Write out the whole listing again, exactly.

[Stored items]
%%
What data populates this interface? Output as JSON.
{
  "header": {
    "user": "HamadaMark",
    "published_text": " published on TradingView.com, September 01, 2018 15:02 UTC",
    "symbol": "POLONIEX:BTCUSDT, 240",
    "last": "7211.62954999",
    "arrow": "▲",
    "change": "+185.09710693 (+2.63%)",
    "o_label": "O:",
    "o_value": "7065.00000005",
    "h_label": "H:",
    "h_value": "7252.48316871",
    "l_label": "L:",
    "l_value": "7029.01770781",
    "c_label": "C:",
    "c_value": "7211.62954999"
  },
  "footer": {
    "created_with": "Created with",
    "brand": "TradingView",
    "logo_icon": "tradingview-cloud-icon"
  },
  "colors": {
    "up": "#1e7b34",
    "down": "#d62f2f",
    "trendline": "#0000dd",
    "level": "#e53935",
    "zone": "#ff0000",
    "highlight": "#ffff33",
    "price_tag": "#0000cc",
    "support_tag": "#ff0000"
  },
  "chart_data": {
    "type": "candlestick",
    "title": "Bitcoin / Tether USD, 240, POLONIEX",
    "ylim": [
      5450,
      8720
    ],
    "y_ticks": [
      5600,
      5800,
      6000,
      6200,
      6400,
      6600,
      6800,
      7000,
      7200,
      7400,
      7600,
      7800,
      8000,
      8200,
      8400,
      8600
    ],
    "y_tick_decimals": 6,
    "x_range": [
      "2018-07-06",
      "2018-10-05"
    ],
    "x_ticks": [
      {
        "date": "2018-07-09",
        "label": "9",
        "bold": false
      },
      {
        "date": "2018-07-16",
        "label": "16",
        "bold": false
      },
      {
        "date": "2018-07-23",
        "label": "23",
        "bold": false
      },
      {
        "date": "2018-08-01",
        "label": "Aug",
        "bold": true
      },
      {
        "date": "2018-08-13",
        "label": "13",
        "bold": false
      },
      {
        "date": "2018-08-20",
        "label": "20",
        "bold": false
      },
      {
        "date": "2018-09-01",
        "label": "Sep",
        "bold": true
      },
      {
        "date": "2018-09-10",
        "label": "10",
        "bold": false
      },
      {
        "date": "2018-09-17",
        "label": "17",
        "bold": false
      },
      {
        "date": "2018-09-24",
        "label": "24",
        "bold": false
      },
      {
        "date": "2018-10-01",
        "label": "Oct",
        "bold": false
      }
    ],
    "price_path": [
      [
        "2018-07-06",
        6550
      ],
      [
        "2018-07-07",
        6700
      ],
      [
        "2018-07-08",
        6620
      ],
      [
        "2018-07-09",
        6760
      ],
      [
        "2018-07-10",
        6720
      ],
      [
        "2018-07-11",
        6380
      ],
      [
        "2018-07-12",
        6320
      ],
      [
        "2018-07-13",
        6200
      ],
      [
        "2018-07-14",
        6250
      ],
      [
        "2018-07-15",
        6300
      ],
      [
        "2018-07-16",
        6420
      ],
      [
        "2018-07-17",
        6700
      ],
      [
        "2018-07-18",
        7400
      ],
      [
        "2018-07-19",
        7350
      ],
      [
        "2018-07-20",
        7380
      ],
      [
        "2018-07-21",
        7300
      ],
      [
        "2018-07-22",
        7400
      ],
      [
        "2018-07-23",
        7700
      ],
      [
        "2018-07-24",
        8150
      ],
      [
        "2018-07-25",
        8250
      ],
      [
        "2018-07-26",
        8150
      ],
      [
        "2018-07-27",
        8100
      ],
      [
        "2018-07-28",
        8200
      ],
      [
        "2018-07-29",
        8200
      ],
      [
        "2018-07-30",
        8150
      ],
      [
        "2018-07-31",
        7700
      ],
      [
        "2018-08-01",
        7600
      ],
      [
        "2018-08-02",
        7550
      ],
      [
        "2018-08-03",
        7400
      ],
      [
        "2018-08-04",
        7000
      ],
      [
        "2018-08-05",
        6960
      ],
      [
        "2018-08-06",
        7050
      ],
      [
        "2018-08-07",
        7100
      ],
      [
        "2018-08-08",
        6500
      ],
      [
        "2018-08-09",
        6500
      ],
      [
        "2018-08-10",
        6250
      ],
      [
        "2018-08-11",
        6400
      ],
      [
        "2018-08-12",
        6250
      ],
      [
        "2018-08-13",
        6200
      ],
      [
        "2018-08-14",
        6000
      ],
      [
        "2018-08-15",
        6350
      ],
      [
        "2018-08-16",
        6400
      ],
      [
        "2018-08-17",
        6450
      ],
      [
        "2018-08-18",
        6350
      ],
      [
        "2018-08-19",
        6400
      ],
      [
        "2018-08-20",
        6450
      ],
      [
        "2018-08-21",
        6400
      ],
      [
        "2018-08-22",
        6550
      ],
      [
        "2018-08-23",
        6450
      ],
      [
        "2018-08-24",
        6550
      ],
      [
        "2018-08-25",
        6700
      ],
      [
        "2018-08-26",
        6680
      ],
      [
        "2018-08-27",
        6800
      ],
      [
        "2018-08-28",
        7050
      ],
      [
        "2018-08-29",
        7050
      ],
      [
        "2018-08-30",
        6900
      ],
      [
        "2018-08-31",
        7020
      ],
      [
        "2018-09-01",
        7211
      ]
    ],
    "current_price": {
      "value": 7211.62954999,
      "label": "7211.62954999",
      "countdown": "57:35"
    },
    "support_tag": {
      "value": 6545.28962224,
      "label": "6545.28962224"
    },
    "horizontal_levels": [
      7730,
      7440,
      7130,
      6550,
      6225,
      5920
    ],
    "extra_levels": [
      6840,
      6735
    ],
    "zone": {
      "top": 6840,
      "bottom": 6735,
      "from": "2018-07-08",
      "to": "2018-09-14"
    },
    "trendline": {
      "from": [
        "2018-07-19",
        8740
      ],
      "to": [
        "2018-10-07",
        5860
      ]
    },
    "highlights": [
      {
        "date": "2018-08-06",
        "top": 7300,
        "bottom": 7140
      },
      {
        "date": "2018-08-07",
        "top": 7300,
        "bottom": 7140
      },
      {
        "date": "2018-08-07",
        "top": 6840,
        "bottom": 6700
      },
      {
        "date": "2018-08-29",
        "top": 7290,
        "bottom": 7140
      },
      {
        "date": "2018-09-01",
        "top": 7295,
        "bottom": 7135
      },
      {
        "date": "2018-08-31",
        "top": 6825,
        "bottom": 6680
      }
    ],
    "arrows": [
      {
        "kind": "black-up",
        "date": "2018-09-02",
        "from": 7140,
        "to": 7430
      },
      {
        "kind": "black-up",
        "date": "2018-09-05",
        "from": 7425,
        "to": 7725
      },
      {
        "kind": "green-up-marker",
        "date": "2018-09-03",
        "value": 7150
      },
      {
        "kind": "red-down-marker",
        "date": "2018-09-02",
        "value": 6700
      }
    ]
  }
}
%%
:: Finished exercise ::
What data populates this interface? Output as JSON.
{
  "header": {
    "user": "HamadaMark",
    "published_text": " published on TradingView.com, September 01, 2018 15:02 UTC",
    "symbol": "POLONIEX:BTCUSDT, 240",
    "last": "7211.62954999",
    "arrow": "▲",
    "change": "+185.09710693 (+2.63%)",
    "o_label": "O:",
    "o_value": "7065.00000005",
    "h_label": "H:",
    "h_value": "7252.48316871",
    "l_label": "L:",
    "l_value": "7029.01770781",
    "c_label": "C:",
    "c_value": "7211.62954999"
  },
  "footer": {
    "created_with": "Created with",
    "brand": "TradingView",
    "logo_icon": "tradingview-cloud-icon"
  },
  "colors": {
    "up": "#1e7b34",
    "down": "#d62f2f",
    "trendline": "#0000dd",
    "level": "#e53935",
    "zone": "#ff0000",
    "highlight": "#ffff33",
    "price_tag": "#0000cc",
    "support_tag": "#ff0000"
  },
  "chart_data": {
    "type": "candlestick",
    "title": "Bitcoin / Tether USD, 240, POLONIEX",
    "ylim": [
      5450,
      8720
    ],
    "y_ticks": [
      5600,
      5800,
      6000,
      6200,
      6400,
      6600,
      6800,
      7000,
      7200,
      7400,
      7600,
      7800,
      8000,
      8200,
      8400,
      8600
    ],
    "y_tick_decimals": 6,
    "x_range": [
      "2018-07-06",
      "2018-10-05"
    ],
    "x_ticks": [
      {
        "date": "2018-07-09",
        "label": "9",
        "bold": false
      },
      {
        "date": "2018-07-16",
        "label": "16",
        "bold": false
      },
      {
        "date": "2018-07-23",
        "label": "23",
        "bold": false
      },
      {
        "date": "2018-08-01",
        "label": "Aug",
        "bold": true
      },
      {
        "date": "2018-08-13",
        "label": "13",
        "bold": false
      },
      {
        "date": "2018-08-20",
        "label": "20",
        "bold": false
      },
      {
        "date": "2018-09-01",
        "label": "Sep",
        "bold": true
      },
      {
        "date": "2018-09-10",
        "label": "10",
        "bold": false
      },
      {
        "date": "2018-09-17",
        "label": "17",
        "bold": false
      },
      {
        "date": "2018-09-24",
        "label": "24",
        "bold": false
      },
      {
        "date": "2018-10-01",
        "label": "Oct",
        "bold": false
      }
    ],
    "price_path": [
      [
        "2018-07-06",
        6550
      ],
      [
        "2018-07-07",
        6700
      ],
      [
        "2018-07-08",
        6620
      ],
      [
        "2018-07-09",
        6760
      ],
      [
        "2018-07-10",
        6720
      ],
      [
        "2018-07-11",
        6380
      ],
      [
        "2018-07-12",
        6320
      ],
      [
        "2018-07-13",
        6200
      ],
      [
        "2018-07-14",
        6250
      ],
      [
        "2018-07-15",
        6300
      ],
      [
        "2018-07-16",
        6420
      ],
      [
        "2018-07-17",
        6700
      ],
      [
        "2018-07-18",
        7400
      ],
      [
        "2018-07-19",
        7350
      ],
      [
        "2018-07-20",
        7380
      ],
      [
        "2018-07-21",
        7300
      ],
      [
        "2018-07-22",
        7400
      ],
      [
        "2018-07-23",
        7700
      ],
      [
        "2018-07-24",
        8150
      ],
      [
        "2018-07-25",
        8250
      ],
      [
        "2018-07-26",
        8150
      ],
      [
        "2018-07-27",
        8100
      ],
      [
        "2018-07-28",
        8200
      ],
      [
        "2018-07-29",
        8200
      ],
      [
        "2018-07-30",
        8150
      ],
      [
        "2018-07-31",
        7700
      ],
      [
        "2018-08-01",
        7600
      ],
      [
        "2018-08-02",
        7550
      ],
      [
        "2018-08-03",
        7400
      ],
      [
        "2018-08-04",
        7000
      ],
      [
        "2018-08-05",
        6960
      ],
      [
        "2018-08-06",
        7050
      ],
      [
        "2018-08-07",
        7100
      ],
      [
        "2018-08-08",
        6500
      ],
      [
        "2018-08-09",
        6500
      ],
      [
        "2018-08-10",
        6250
      ],
      [
        "2018-08-11",
        6400
      ],
      [
        "2018-08-12",
        6250
      ],
      [
        "2018-08-13",
        6200
      ],
      [
        "2018-08-14",
        6000
      ],
      [
        "2018-08-15",
        6350
      ],
      [
        "2018-08-16",
        6400
      ],
      [
        "2018-08-17",
        6450
      ],
      [
        "2018-08-18",
        6350
      ],
      [
        "2018-08-19",
        6400
      ],
      [
        "2018-08-20",
        6450
      ],
      [
        "2018-08-21",
        6400
      ],
      [
        "2018-08-22",
        6550
      ],
      [
        "2018-08-23",
        6450
      ],
      [
        "2018-08-24",
        6550
      ],
      [
        "2018-08-25",
        6700
      ],
      [
        "2018-08-26",
        6680
      ],
      [
        "2018-08-27",
        6800
      ],
      [
        "2018-08-28",
        7050
      ],
      [
        "2018-08-29",
        7050
      ],
      [
        "2018-08-30",
        6900
      ],
      [
        "2018-08-31",
        7020
      ],
      [
        "2018-09-01",
        7211
      ]
    ],
    "current_price": {
      "value": 7211.62954999,
      "label": "7211.62954999",
      "countdown": "57:35"
    },
    "support_tag": {
      "value": 6545.28962224,
      "label": "6545.28962224"
    },
    "horizontal_levels": [
      7730,
      7440,
      7130,
      6550,
      6225,
      5920
    ],
    "extra_levels": [
      6840,
      6735
    ],
    "zone": {
      "top": 6840,
      "bottom": 6735,
      "from": "2018-07-08",
      "to": "2018-09-14"
    },
    "trendline": {
      "from": [
        "2018-07-19",
        8740
      ],
      "to": [
        "2018-10-07",
        5860
      ]
    },
    "highlights": [
      {
        "date": "2018-08-06",
        "top": 7300,
        "bottom": 7140
      },
      {
        "date": "2018-08-07",
        "top": 7300,
        "bottom": 7140
      },
      {
        "date": "2018-08-07",
        "top": 6840,
        "bottom": 6700
      },
      {
        "date": "2018-08-29",
        "top": 7290,
        "bottom": 7140
      },
      {
        "date": "2018-09-01",
        "top": 7295,
        "bottom": 7135
      },
      {
        "date": "2018-08-31",
        "top": 6825,
        "bottom": 6680
      }
    ],
    "arrows": [
      {
        "kind": "black-up",
        "date": "2018-09-02",
        "from": 7140,
        "to": 7430
      },
      {
        "kind": "black-up",
        "date": "2018-09-05",
        "from": 7425,
        "to": 7725
      },
      {
        "kind": "green-up-marker",
        "date": "2018-09-03",
        "value": 7150
      },
      {
        "kind": "red-down-marker",
        "date": "2018-09-02",
        "value": 6700
      }
    ]
  }
}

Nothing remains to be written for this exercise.